Objective
Every line with the word "positive" in it should be extracted from the data that follows.

--- begin ---

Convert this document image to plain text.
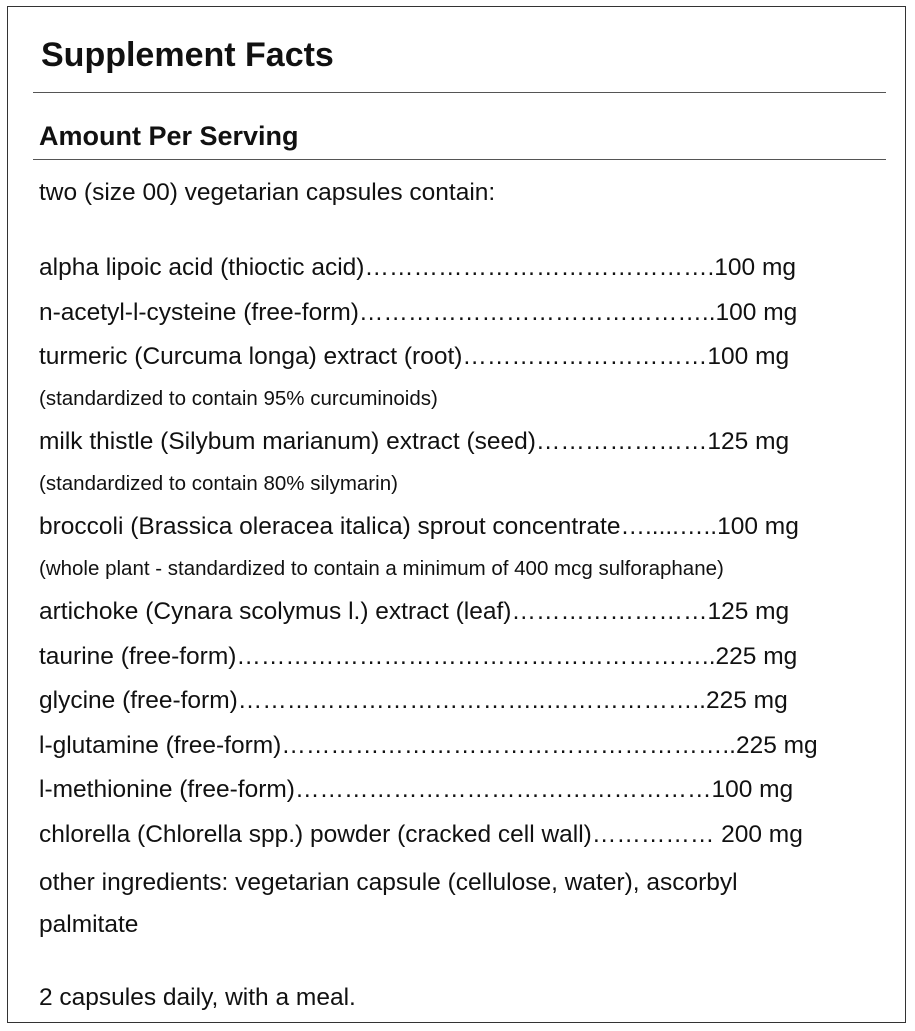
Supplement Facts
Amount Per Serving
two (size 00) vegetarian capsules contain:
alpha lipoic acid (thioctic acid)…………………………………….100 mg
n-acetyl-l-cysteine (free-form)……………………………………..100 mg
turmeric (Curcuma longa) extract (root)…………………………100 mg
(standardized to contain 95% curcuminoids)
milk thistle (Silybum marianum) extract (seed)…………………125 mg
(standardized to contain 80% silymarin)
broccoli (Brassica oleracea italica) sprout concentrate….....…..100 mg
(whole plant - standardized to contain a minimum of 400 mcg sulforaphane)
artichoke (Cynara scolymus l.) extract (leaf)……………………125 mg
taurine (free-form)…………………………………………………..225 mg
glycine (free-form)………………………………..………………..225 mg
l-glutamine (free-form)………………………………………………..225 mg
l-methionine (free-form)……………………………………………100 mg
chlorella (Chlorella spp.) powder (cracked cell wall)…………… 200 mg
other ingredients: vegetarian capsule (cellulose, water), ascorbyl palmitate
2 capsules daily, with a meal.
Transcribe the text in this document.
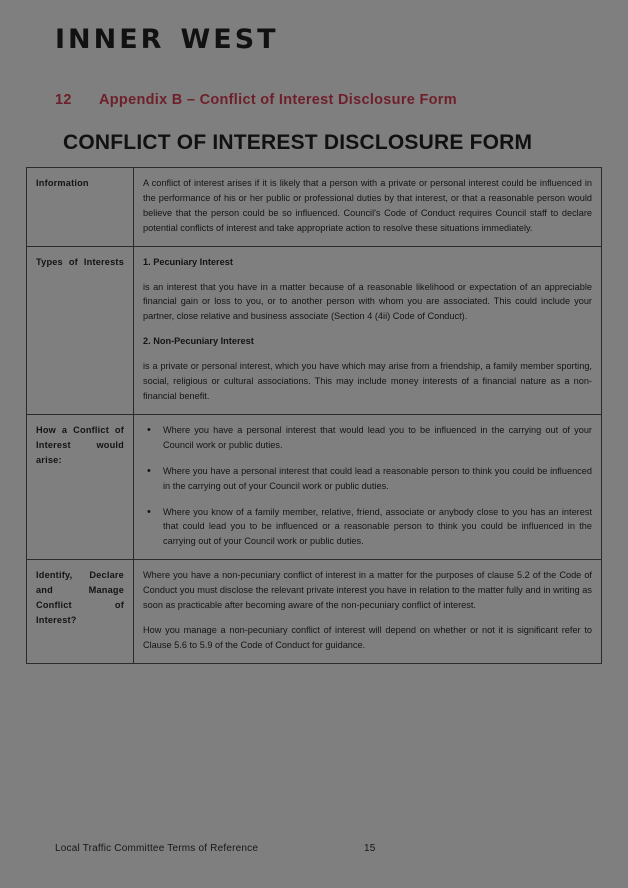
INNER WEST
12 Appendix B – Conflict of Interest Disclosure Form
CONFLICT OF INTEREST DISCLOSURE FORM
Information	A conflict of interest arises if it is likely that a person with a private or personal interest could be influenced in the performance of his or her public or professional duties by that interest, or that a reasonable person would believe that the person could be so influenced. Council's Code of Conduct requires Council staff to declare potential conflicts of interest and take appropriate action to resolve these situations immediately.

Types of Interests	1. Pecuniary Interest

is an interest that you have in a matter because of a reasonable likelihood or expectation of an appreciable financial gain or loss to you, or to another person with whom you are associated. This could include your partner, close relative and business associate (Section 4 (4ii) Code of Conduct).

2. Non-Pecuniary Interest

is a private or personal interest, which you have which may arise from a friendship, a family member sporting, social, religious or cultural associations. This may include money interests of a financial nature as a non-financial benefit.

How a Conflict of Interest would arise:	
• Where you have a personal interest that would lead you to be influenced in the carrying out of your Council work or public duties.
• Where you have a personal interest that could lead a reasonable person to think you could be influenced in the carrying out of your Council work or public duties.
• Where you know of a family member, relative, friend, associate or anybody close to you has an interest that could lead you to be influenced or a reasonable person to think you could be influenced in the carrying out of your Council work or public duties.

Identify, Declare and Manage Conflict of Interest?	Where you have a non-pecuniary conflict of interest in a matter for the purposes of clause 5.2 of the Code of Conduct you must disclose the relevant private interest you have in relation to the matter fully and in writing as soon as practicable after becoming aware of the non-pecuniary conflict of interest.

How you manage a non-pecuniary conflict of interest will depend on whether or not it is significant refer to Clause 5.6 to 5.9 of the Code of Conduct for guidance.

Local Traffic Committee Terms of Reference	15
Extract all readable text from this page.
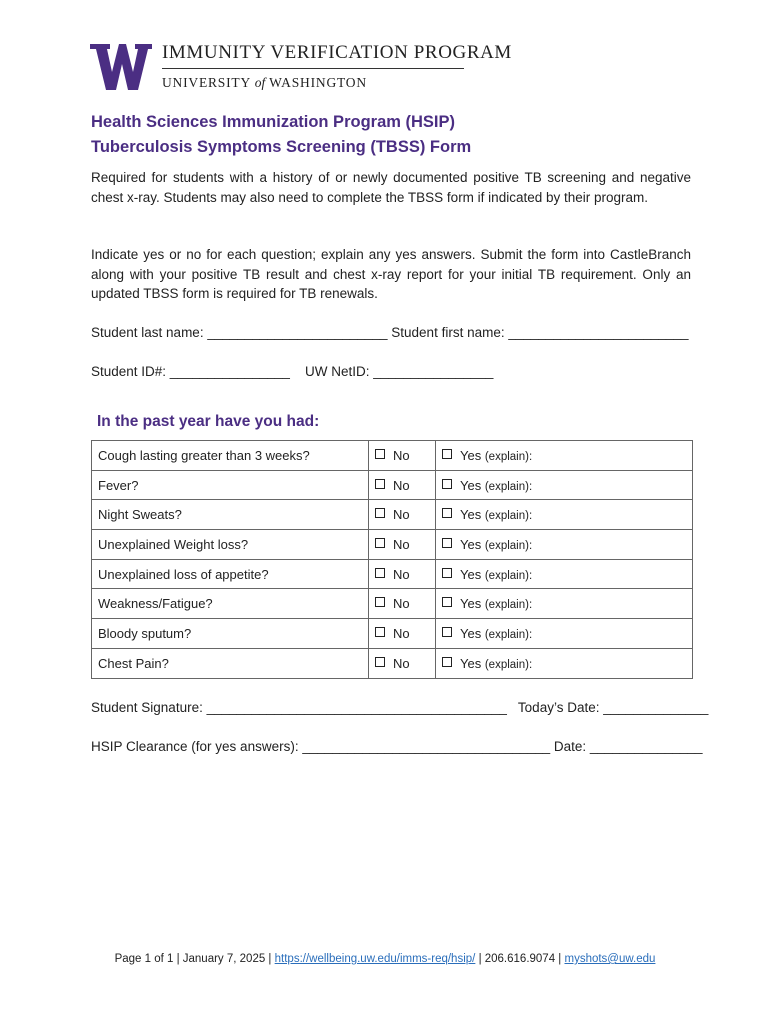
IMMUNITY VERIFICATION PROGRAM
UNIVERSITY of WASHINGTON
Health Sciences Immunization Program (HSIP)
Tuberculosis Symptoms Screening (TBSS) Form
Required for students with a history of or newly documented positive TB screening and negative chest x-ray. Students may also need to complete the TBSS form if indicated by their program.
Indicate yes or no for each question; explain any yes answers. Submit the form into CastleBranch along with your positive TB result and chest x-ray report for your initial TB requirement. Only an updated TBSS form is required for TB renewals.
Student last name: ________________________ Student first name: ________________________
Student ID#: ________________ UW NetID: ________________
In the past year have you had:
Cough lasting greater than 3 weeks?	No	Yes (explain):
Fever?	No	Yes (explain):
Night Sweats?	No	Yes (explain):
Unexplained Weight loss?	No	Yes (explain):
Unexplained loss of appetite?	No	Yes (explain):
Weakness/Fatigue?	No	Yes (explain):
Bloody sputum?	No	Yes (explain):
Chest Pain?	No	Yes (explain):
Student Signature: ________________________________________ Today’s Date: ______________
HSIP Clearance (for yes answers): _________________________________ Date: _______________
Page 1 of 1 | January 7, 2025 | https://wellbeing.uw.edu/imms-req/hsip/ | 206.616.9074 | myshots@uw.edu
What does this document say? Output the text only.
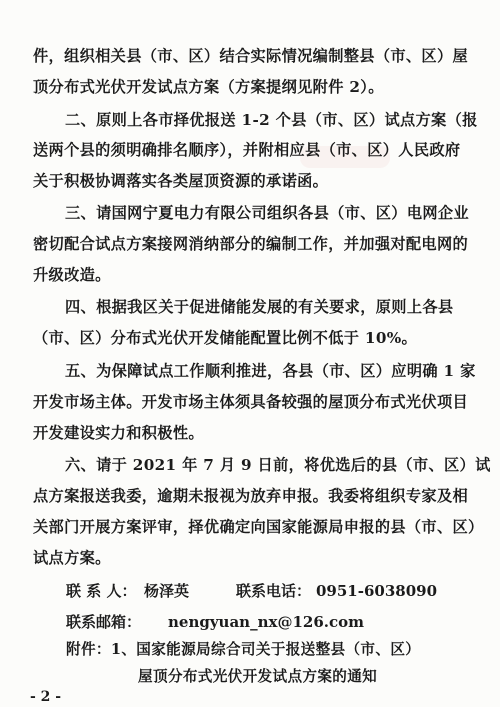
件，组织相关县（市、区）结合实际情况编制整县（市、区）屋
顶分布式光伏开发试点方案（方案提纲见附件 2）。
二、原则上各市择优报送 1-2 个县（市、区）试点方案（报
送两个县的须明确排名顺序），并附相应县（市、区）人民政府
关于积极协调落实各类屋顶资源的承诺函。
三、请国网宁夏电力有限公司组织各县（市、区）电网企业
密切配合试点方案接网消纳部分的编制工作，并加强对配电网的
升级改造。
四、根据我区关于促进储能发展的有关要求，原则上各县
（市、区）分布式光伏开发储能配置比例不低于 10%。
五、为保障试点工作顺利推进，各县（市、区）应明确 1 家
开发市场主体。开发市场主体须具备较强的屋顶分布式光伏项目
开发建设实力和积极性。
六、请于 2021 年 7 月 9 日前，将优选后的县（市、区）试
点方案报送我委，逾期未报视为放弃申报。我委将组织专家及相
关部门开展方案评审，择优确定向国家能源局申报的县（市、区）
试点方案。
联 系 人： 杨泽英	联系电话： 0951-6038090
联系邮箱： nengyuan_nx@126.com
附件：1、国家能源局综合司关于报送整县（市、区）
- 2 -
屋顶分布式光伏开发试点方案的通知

--- end ---
--- begin ---

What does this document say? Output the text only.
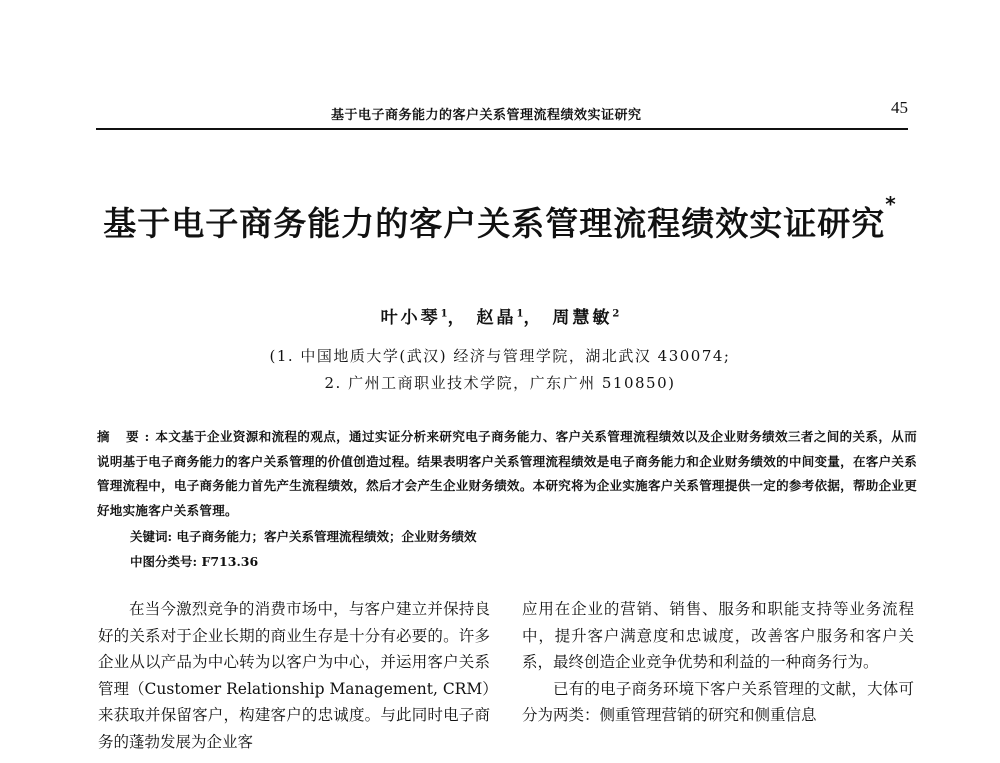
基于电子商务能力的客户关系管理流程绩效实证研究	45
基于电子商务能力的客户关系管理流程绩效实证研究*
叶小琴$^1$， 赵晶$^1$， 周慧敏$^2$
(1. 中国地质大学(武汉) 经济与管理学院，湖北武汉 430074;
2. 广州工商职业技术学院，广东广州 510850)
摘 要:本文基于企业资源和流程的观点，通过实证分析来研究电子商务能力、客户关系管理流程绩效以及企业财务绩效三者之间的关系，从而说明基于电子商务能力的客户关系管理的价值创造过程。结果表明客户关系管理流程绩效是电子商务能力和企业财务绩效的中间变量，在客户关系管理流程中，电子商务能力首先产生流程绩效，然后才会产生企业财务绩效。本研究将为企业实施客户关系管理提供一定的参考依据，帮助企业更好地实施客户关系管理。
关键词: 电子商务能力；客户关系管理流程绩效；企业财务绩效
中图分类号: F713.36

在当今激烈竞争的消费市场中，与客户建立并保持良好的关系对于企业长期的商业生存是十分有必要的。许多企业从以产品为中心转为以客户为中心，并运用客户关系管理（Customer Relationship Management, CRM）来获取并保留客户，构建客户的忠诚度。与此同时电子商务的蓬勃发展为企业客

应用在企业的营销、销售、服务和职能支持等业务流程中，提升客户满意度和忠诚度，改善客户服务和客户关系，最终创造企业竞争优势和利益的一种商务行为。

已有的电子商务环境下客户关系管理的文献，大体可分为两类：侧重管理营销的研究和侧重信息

--- end ---

Result of this task
Required for students with a history of or newly documented positive TB screening and negative chest x-ray. Students may also need to complete the TBSS form if indicated by their program.
Indicate yes or no for each question; explain any yes answers. Submit the form into CastleBranch along with your positive TB result and chest x-ray report for your initial TB requirement. Only an updated TBSS form is required for TB renewals.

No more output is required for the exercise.